:: Dataset content

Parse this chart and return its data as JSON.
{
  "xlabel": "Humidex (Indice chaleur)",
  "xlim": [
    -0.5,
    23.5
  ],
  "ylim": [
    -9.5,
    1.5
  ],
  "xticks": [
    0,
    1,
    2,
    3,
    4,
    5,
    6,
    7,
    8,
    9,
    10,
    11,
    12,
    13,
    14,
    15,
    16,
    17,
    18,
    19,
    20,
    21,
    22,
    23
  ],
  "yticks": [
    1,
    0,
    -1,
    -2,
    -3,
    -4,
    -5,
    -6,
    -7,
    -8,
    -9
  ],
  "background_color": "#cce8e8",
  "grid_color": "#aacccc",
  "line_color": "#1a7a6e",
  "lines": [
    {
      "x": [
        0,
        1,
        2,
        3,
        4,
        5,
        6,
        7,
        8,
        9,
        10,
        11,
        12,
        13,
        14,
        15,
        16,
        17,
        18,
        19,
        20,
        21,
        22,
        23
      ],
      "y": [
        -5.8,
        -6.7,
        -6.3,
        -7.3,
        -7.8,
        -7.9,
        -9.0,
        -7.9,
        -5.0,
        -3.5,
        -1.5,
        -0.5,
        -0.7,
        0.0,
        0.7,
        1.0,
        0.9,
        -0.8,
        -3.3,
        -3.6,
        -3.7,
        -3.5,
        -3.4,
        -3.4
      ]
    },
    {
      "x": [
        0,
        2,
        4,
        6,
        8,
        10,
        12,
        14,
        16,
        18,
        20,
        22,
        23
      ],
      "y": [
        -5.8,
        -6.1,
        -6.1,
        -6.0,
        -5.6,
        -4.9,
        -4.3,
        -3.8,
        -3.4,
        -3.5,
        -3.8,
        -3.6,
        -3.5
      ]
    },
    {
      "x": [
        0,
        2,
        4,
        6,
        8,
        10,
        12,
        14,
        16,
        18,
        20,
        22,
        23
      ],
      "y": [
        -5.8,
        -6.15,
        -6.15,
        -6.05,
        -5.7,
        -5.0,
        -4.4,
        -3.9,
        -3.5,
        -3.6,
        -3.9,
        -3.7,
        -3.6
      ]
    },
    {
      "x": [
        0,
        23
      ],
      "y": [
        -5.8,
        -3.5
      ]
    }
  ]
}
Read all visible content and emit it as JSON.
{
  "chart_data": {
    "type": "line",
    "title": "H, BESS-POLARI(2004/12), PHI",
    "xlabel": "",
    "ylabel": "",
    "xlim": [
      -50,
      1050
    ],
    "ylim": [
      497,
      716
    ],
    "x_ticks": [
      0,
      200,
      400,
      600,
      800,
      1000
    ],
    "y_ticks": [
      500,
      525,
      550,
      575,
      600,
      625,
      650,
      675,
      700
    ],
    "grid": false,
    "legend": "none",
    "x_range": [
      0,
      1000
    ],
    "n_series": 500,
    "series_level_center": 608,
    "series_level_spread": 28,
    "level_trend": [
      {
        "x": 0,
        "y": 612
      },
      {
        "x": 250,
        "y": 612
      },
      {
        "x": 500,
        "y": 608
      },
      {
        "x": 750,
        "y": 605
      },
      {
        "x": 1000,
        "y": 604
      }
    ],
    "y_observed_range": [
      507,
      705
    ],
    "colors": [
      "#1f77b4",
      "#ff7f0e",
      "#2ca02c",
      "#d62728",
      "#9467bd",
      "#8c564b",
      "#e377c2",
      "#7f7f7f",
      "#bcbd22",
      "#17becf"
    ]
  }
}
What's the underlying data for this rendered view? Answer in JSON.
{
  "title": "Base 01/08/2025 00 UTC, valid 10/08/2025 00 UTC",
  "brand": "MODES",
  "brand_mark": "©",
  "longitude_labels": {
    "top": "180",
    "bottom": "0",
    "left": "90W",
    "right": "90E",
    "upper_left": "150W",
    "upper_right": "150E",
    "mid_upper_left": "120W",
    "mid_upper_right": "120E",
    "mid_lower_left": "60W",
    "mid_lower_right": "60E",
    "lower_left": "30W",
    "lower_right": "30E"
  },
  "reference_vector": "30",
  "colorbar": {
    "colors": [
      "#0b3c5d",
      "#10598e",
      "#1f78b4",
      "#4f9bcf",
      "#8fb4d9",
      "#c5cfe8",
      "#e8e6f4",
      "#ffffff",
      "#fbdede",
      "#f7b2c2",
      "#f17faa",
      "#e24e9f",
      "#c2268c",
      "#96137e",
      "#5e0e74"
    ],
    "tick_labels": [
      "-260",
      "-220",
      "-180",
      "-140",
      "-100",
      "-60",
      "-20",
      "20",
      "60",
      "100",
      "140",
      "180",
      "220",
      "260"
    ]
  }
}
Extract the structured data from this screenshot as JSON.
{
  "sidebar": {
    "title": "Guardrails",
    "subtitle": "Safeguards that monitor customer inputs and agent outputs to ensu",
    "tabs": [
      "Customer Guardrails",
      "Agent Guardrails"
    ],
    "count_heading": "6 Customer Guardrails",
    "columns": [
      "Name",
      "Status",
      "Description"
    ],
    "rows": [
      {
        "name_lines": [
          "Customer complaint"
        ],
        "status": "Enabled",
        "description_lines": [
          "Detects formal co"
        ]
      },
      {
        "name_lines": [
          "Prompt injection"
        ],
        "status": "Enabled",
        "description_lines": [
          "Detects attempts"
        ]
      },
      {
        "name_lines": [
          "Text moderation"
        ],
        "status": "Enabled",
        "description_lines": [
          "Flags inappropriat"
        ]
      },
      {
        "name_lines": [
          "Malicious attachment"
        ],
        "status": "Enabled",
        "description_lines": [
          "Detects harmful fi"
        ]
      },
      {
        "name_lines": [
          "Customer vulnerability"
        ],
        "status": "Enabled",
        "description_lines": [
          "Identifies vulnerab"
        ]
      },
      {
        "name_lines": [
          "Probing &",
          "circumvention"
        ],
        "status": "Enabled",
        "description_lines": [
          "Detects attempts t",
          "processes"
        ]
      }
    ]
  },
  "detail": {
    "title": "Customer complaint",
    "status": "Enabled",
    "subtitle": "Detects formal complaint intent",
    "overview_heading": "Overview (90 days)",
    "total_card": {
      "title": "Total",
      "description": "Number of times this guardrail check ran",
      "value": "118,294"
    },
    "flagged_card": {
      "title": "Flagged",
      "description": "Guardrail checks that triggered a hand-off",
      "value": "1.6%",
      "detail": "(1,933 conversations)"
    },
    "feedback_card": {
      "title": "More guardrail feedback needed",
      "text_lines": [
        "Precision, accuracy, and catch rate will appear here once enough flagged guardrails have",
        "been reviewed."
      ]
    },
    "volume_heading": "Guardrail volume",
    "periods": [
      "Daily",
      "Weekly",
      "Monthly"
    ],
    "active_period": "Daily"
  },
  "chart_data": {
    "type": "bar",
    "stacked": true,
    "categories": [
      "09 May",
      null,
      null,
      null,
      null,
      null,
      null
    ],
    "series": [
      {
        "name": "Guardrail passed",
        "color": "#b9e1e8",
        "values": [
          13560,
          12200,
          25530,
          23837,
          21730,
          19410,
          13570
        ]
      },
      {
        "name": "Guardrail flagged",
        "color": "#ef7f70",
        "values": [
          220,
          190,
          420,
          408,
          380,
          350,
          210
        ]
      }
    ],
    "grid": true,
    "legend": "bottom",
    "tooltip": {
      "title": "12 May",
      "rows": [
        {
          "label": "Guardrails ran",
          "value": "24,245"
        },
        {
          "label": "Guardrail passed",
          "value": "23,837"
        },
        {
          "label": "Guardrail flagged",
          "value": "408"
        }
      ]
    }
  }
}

::::

* Task brief: Please reproduce each line exactly as written.

* Correct answer:
Parse this chart and return its data as JSON.
{
  "xlabel": "Humidex (Indice chaleur)",
  "xlim": [
    -0.5,
    23.5
  ],
  "ylim": [
    -9.5,
    1.5
  ],
  "xticks": [
    0,
    1,
    2,
    3,
    4,
    5,
    6,
    7,
    8,
    9,
    10,
    11,
    12,
    13,
    14,
    15,
    16,
    17,
    18,
    19,
    20,
    21,
    22,
    23
  ],
  "yticks": [
    1,
    0,
    -1,
    -2,
    -3,
    -4,
    -5,
    -6,
    -7,
    -8,
    -9
  ],
  "background_color": "#cce8e8",
  "grid_color": "#aacccc",
  "line_color": "#1a7a6e",
  "lines": [
    {
      "x": [
        0,
        1,
        2,
        3,
        4,
        5,
        6,
        7,
        8,
        9,
        10,
        11,
        12,
        13,
        14,
        15,
        16,
        17,
        18,
        19,
        20,
        21,
        22,
        23
      ],
      "y": [
        -5.8,
        -6.7,
        -6.3,
        -7.3,
        -7.8,
        -7.9,
        -9.0,
        -7.9,
        -5.0,
        -3.5,
        -1.5,
        -0.5,
        -0.7,
        0.0,
        0.7,
        1.0,
        0.9,
        -0.8,
        -3.3,
        -3.6,
        -3.7,
        -3.5,
        -3.4,
        -3.4
      ]
    },
    {
      "x": [
        0,
        2,
        4,
        6,
        8,
        10,
        12,
        14,
        16,
        18,
        20,
        22,
        23
      ],
      "y": [
        -5.8,
        -6.1,
        -6.1,
        -6.0,
        -5.6,
        -4.9,
        -4.3,
        -3.8,
        -3.4,
        -3.5,
        -3.8,
        -3.6,
        -3.5
      ]
    },
    {
      "x": [
        0,
        2,
        4,
        6,
        8,
        10,
        12,
        14,
        16,
        18,
        20,
        22,
        23
      ],
      "y": [
        -5.8,
        -6.15,
        -6.15,
        -6.05,
        -5.7,
        -5.0,
        -4.4,
        -3.9,
        -3.5,
        -3.6,
        -3.9,
        -3.7,
        -3.6
      ]
    },
    {
      "x": [
        0,
        23
      ],
      "y": [
        -5.8,
        -3.5
      ]
    }
  ]
}
Read all visible content and emit it as JSON.
{
  "chart_data": {
    "type": "line",
    "title": "H, BESS-POLARI(2004/12), PHI",
    "xlabel": "",
    "ylabel": "",
    "xlim": [
      -50,
      1050
    ],
    "ylim": [
      497,
      716
    ],
    "x_ticks": [
      0,
      200,
      400,
      600,
      800,
      1000
    ],
    "y_ticks": [
      500,
      525,
      550,
      575,
      600,
      625,
      650,
      675,
      700
    ],
    "grid": false,
    "legend": "none",
    "x_range": [
      0,
      1000
    ],
    "n_series": 500,
    "series_level_center": 608,
    "series_level_spread": 28,
    "level_trend": [
      {
        "x": 0,
        "y": 612
      },
      {
        "x": 250,
        "y": 612
      },
      {
        "x": 500,
        "y": 608
      },
      {
        "x": 750,
        "y": 605
      },
      {
        "x": 1000,
        "y": 604
      }
    ],
    "y_observed_range": [
      507,
      705
    ],
    "colors": [
      "#1f77b4",
      "#ff7f0e",
      "#2ca02c",
      "#d62728",
      "#9467bd",
      "#8c564b",
      "#e377c2",
      "#7f7f7f",
      "#bcbd22",
      "#17becf"
    ]
  }
}
What's the underlying data for this rendered view? Answer in JSON.
{
  "title": "Base 01/08/2025 00 UTC, valid 10/08/2025 00 UTC",
  "brand": "MODES",
  "brand_mark": "©",
  "longitude_labels": {
    "top": "180",
    "bottom": "0",
    "left": "90W",
    "right": "90E",
    "upper_left": "150W",
    "upper_right": "150E",
    "mid_upper_left": "120W",
    "mid_upper_right": "120E",
    "mid_lower_left": "60W",
    "mid_lower_right": "60E",
    "lower_left": "30W",
    "lower_right": "30E"
  },
  "reference_vector": "30",
  "colorbar": {
    "colors": [
      "#0b3c5d",
      "#10598e",
      "#1f78b4",
      "#4f9bcf",
      "#8fb4d9",
      "#c5cfe8",
      "#e8e6f4",
      "#ffffff",
      "#fbdede",
      "#f7b2c2",
      "#f17faa",
      "#e24e9f",
      "#c2268c",
      "#96137e",
      "#5e0e74"
    ],
    "tick_labels": [
      "-260",
      "-220",
      "-180",
      "-140",
      "-100",
      "-60",
      "-20",
      "20",
      "60",
      "100",
      "140",
      "180",
      "220",
      "260"
    ]
  }
}
Extract the structured data from this screenshot as JSON.
{
  "sidebar": {
    "title": "Guardrails",
    "subtitle": "Safeguards that monitor customer inputs and agent outputs to ensu",
    "tabs": [
      "Customer Guardrails",
      "Agent Guardrails"
    ],
    "count_heading": "6 Customer Guardrails",
    "columns": [
      "Name",
      "Status",
      "Description"
    ],
    "rows": [
      {
        "name_lines": [
          "Customer complaint"
        ],
        "status": "Enabled",
        "description_lines": [
          "Detects formal co"
        ]
      },
      {
        "name_lines": [
          "Prompt injection"
        ],
        "status": "Enabled",
        "description_lines": [
          "Detects attempts"
        ]
      },
      {
        "name_lines": [
          "Text moderation"
        ],
        "status": "Enabled",
        "description_lines": [
          "Flags inappropriat"
        ]
      },
      {
        "name_lines": [
          "Malicious attachment"
        ],
        "status": "Enabled",
        "description_lines": [
          "Detects harmful fi"
        ]
      },
      {
        "name_lines": [
          "Customer vulnerability"
        ],
        "status": "Enabled",
        "description_lines": [
          "Identifies vulnerab"
        ]
      },
      {
        "name_lines": [
          "Probing &",
          "circumvention"
        ],
        "status": "Enabled",
        "description_lines": [
          "Detects attempts t",
          "processes"
        ]
      }
    ]
  },
  "detail": {
    "title": "Customer complaint",
    "status": "Enabled",
    "subtitle": "Detects formal complaint intent",
    "overview_heading": "Overview (90 days)",
    "total_card": {
      "title": "Total",
      "description": "Number of times this guardrail check ran",
      "value": "118,294"
    },
    "flagged_card": {
      "title": "Flagged",
      "description": "Guardrail checks that triggered a hand-off",
      "value": "1.6%",
      "detail": "(1,933 conversations)"
    },
    "feedback_card": {
      "title": "More guardrail feedback needed",
      "text_lines": [
        "Precision, accuracy, and catch rate will appear here once enough flagged guardrails have",
        "been reviewed."
      ]
    },
    "volume_heading": "Guardrail volume",
    "periods": [
      "Daily",
      "Weekly",
      "Monthly"
    ],
    "active_period": "Daily"
  },
  "chart_data": {
    "type": "bar",
    "stacked": true,
    "categories": [
      "09 May",
      null,
      null,
      null,
      null,
      null,
      null
    ],
    "series": [
      {
        "name": "Guardrail passed",
        "color": "#b9e1e8",
        "values": [
          13560,
          12200,
          25530,
          23837,
          21730,
          19410,
          13570
        ]
      },
      {
        "name": "Guardrail flagged",
        "color": "#ef7f70",
        "values": [
          220,
          190,
          420,
          408,
          380,
          350,
          210
        ]
      }
    ],
    "grid": true,
    "legend": "bottom",
    "tooltip": {
      "title": "12 May",
      "rows": [
        {
          "label": "Guardrails ran",
          "value": "24,245"
        },
        {
          "label": "Guardrail passed",
          "value": "23,837"
        },
        {
          "label": "Guardrail flagged",
          "value": "408"
        }
      ]
    }
  }
}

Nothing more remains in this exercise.